- [Collection entries]:
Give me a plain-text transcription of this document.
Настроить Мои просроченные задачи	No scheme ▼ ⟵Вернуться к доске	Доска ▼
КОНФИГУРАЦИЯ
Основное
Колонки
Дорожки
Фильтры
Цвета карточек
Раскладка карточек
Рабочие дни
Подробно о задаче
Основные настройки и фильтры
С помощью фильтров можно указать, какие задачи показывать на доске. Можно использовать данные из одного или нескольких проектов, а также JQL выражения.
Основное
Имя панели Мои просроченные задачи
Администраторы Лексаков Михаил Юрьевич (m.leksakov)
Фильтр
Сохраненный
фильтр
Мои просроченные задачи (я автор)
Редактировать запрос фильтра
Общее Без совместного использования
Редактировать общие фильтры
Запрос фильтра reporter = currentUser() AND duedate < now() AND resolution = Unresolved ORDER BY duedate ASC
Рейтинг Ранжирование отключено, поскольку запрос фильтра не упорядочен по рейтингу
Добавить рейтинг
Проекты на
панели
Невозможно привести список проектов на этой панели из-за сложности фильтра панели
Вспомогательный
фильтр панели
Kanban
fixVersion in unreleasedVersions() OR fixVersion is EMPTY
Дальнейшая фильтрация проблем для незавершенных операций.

- [Task prompt]:
Gather all lines of the records that include the word "задачи".

- [Answer below]:
Настроить Мои просроченные задачи	No scheme ▼ ⟵Вернуться к доске	Доска ▼
С помощью фильтров можно указать, какие задачи показывать на доске. Можно использовать данные из одного или нескольких проектов, а также JQL выражения.
Имя панели Мои просроченные задачи
Мои просроченные задачи (я автор)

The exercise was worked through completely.